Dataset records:
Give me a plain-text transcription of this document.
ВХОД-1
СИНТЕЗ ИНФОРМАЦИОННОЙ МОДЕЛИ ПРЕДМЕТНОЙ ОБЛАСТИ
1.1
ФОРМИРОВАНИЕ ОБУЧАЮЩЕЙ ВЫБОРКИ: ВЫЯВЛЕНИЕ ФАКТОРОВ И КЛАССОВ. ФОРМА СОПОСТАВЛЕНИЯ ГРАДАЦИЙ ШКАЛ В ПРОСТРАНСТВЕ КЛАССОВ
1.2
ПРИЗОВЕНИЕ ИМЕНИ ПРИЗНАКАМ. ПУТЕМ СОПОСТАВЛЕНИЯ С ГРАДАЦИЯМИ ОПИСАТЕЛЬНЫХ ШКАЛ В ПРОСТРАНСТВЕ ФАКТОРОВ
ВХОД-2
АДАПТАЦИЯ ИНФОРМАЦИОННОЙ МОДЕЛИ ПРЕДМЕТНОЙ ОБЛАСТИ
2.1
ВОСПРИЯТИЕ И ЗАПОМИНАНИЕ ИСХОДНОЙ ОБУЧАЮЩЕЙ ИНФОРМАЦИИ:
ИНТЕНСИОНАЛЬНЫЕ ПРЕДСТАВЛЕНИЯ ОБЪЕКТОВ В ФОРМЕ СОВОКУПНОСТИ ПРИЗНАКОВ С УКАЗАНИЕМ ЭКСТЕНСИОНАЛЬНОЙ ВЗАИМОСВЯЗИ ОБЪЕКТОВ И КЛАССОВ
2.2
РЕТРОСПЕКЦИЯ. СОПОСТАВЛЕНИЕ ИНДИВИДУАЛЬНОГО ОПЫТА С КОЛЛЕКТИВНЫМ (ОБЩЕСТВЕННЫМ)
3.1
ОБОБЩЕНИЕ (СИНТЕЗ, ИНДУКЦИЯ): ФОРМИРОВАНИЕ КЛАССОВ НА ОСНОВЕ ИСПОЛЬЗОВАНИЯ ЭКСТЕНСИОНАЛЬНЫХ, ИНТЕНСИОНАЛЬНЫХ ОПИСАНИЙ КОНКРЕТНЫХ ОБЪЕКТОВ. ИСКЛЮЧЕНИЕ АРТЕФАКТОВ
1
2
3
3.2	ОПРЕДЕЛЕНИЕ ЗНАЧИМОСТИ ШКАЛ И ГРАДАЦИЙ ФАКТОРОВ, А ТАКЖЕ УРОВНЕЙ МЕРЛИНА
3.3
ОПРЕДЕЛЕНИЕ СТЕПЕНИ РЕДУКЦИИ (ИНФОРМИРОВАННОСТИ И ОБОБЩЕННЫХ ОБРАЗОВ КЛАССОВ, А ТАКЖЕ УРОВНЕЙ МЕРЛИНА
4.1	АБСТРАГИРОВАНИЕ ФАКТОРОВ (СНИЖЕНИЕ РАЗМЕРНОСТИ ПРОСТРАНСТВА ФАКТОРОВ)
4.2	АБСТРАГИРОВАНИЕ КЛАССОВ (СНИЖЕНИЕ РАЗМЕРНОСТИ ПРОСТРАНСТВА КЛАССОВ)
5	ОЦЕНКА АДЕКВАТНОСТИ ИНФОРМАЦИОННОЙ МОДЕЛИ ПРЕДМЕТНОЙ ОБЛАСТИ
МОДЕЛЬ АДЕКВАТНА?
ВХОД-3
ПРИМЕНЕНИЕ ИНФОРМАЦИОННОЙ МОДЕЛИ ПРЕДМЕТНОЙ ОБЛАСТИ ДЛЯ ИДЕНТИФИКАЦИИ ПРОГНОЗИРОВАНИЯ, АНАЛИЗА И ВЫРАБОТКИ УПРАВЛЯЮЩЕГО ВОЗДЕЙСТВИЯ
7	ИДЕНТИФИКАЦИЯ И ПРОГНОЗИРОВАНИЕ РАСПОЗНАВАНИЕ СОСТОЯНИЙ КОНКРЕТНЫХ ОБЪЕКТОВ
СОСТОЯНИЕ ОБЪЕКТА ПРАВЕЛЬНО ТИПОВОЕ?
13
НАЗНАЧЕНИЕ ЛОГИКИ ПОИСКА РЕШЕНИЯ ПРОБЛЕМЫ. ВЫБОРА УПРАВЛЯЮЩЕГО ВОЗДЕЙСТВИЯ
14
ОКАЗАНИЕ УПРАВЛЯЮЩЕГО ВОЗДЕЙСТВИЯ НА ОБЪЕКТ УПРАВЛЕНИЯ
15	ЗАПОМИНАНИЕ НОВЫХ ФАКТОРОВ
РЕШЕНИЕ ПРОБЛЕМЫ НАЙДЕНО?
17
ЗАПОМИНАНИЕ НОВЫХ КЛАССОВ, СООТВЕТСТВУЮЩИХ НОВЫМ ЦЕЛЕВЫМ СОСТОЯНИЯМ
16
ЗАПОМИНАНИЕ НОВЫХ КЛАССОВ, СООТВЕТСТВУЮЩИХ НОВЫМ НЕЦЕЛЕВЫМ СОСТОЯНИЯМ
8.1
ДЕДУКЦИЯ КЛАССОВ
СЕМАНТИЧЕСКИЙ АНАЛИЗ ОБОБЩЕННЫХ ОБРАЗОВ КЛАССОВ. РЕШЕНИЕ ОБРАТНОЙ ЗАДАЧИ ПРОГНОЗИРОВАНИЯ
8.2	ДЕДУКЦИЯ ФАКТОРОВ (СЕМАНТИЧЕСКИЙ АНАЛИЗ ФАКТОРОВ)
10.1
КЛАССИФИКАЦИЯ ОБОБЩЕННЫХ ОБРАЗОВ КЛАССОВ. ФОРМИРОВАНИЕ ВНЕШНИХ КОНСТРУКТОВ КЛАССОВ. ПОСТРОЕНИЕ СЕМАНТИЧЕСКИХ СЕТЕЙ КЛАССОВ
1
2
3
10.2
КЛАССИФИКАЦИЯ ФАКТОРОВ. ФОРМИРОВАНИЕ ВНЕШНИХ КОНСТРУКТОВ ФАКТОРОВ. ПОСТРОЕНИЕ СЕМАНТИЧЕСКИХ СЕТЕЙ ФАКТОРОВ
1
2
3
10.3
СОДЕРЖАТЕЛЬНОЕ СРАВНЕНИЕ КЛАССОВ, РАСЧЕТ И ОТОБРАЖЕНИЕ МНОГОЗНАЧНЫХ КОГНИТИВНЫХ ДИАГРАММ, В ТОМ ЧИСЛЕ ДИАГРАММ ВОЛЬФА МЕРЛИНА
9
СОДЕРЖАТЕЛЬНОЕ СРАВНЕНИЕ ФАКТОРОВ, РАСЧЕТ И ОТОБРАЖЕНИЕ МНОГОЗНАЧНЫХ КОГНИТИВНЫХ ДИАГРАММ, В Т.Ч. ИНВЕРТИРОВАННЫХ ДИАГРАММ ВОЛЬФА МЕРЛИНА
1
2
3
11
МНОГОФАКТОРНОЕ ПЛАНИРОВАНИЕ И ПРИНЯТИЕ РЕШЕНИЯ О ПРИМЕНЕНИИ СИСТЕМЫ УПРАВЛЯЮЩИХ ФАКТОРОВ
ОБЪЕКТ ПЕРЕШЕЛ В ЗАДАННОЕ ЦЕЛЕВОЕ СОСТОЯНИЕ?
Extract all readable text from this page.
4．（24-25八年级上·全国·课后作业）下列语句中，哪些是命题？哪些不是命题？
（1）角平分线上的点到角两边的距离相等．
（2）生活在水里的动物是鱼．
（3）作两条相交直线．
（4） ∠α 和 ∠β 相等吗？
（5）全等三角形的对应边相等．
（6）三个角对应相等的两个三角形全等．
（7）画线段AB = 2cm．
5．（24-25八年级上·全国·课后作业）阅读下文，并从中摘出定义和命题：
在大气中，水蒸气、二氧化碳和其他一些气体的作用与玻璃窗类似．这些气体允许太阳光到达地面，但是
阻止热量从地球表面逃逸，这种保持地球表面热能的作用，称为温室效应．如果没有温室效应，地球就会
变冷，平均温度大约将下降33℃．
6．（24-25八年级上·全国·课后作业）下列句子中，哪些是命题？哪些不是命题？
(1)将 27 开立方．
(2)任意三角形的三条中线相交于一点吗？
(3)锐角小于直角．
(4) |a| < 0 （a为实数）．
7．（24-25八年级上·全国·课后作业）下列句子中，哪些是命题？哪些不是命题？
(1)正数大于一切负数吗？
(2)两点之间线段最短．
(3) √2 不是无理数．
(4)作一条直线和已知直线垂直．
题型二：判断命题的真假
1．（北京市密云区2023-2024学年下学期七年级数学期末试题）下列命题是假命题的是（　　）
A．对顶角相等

**Short problem:**
Filter the entries above down to the lines containing the word "哪些不是命题".

**Solution:**
4．（24-25八年级上·全国·课后作业）下列语句中，哪些是命题？哪些不是命题？
6．（24-25八年级上·全国·课后作业）下列句子中，哪些是命题？哪些不是命题？
7．（24-25八年级上·全国·课后作业）下列句子中，哪些是命题？哪些不是命题？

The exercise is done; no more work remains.